[Direction]: Print out the material that follows word for word.

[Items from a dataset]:
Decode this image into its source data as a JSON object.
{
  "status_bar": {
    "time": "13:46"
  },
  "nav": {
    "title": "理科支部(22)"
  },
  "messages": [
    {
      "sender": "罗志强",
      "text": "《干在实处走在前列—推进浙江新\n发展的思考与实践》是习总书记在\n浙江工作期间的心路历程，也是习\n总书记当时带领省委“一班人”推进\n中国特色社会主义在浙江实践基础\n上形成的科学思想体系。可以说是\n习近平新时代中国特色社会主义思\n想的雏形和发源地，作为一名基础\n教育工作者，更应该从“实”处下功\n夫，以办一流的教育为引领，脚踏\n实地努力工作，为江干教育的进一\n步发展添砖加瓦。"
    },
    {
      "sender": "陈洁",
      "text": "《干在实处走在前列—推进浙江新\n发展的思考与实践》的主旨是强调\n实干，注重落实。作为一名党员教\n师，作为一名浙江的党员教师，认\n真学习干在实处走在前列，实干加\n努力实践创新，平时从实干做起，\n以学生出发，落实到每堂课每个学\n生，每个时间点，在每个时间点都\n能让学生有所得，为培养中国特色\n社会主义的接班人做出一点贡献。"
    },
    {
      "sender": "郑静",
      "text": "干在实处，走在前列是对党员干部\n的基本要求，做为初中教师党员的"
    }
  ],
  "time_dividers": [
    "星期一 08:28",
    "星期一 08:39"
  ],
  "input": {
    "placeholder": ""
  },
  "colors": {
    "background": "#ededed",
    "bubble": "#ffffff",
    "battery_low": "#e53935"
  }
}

[Result of this task]:
Decode this image into its source data as a JSON object.
{
  "status_bar": {
    "time": "13:46"
  },
  "nav": {
    "title": "理科支部(22)"
  },
  "messages": [
    {
      "sender": "罗志强",
      "text": "《干在实处走在前列—推进浙江新\n发展的思考与实践》是习总书记在\n浙江工作期间的心路历程，也是习\n总书记当时带领省委“一班人”推进\n中国特色社会主义在浙江实践基础\n上形成的科学思想体系。可以说是\n习近平新时代中国特色社会主义思\n想的雏形和发源地，作为一名基础\n教育工作者，更应该从“实”处下功\n夫，以办一流的教育为引领，脚踏\n实地努力工作，为江干教育的进一\n步发展添砖加瓦。"
    },
    {
      "sender": "陈洁",
      "text": "《干在实处走在前列—推进浙江新\n发展的思考与实践》的主旨是强调\n实干，注重落实。作为一名党员教\n师，作为一名浙江的党员教师，认\n真学习干在实处走在前列，实干加\n努力实践创新，平时从实干做起，\n以学生出发，落实到每堂课每个学\n生，每个时间点，在每个时间点都\n能让学生有所得，为培养中国特色\n社会主义的接班人做出一点贡献。"
    },
    {
      "sender": "郑静",
      "text": "干在实处，走在前列是对党员干部\n的基本要求，做为初中教师党员的"
    }
  ],
  "time_dividers": [
    "星期一 08:28",
    "星期一 08:39"
  ],
  "input": {
    "placeholder": ""
  },
  "colors": {
    "background": "#ededed",
    "bubble": "#ffffff",
    "battery_low": "#e53935"
  }
}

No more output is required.